— Start PROVIDED INFORMATION —

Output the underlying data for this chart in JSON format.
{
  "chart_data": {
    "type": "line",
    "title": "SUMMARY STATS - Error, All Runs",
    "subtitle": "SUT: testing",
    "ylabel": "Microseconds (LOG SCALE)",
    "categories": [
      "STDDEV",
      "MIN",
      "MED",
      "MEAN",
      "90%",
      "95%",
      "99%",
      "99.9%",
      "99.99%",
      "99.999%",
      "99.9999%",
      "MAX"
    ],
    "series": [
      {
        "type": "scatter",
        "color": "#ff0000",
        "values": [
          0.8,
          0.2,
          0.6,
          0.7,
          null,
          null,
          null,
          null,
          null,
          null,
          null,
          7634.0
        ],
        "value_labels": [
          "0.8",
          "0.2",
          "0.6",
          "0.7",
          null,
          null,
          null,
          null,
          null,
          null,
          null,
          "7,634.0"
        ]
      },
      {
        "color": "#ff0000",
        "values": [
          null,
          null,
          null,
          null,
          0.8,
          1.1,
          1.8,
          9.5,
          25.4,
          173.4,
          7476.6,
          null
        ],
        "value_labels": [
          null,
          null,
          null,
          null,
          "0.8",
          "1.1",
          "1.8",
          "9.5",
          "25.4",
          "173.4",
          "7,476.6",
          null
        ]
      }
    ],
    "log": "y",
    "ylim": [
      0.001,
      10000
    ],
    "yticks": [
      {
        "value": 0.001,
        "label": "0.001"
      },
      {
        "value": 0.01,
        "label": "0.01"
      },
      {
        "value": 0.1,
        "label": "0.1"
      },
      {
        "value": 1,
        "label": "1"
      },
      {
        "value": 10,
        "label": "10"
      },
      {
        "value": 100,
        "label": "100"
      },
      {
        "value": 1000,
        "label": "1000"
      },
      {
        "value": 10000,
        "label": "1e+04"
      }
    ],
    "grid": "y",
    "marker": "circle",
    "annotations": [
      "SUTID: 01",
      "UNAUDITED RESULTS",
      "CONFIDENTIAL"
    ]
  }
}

— End PROVIDED INFORMATION —
— Start PROVIDED INFORMATION —

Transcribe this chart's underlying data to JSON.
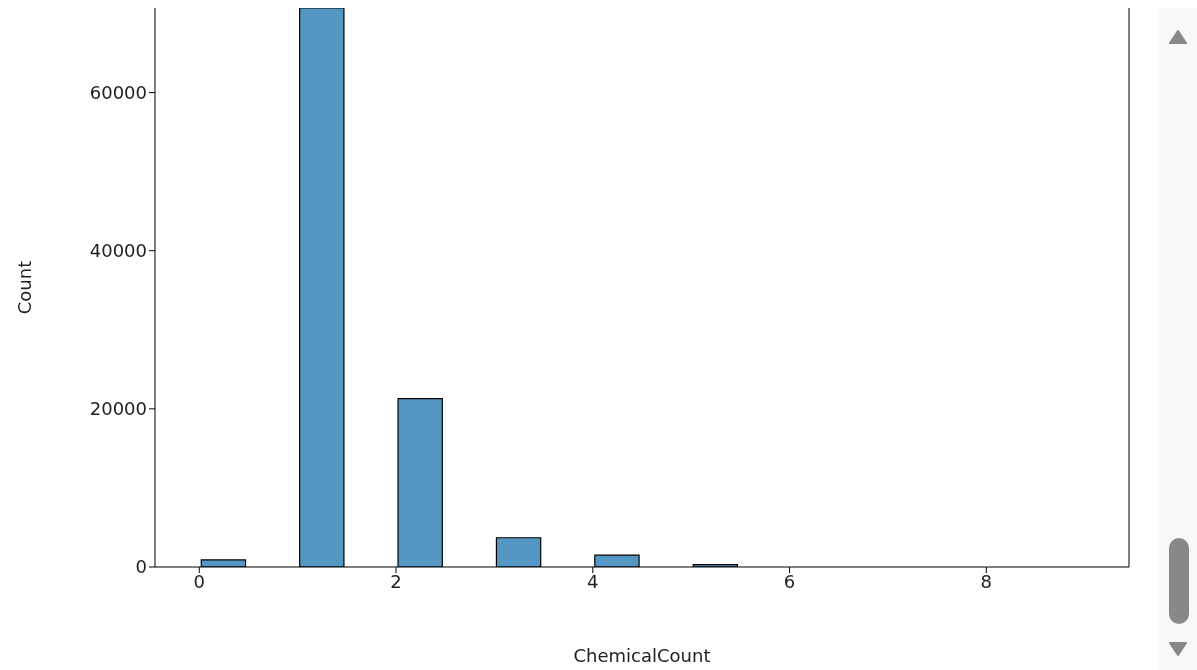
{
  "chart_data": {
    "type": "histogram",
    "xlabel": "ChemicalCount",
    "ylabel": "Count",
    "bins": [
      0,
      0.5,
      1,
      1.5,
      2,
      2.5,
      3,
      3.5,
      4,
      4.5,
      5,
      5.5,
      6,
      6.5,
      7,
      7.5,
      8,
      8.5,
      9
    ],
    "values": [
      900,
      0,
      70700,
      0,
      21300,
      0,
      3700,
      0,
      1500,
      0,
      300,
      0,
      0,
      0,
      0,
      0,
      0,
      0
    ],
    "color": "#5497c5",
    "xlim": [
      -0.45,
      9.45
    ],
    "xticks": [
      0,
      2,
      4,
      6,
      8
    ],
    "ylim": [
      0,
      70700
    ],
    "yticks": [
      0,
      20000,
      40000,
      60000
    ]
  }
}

— End PROVIDED INFORMATION —

▶ [WHAT THE TASK REQUIRES]: In the records above, locate the lines holding the word "type". Copy each of them.

▶ [RESPONSE TO THIS EXERCISE]:
    "type": "line",
        "type": "scatter",
    "type": "histogram",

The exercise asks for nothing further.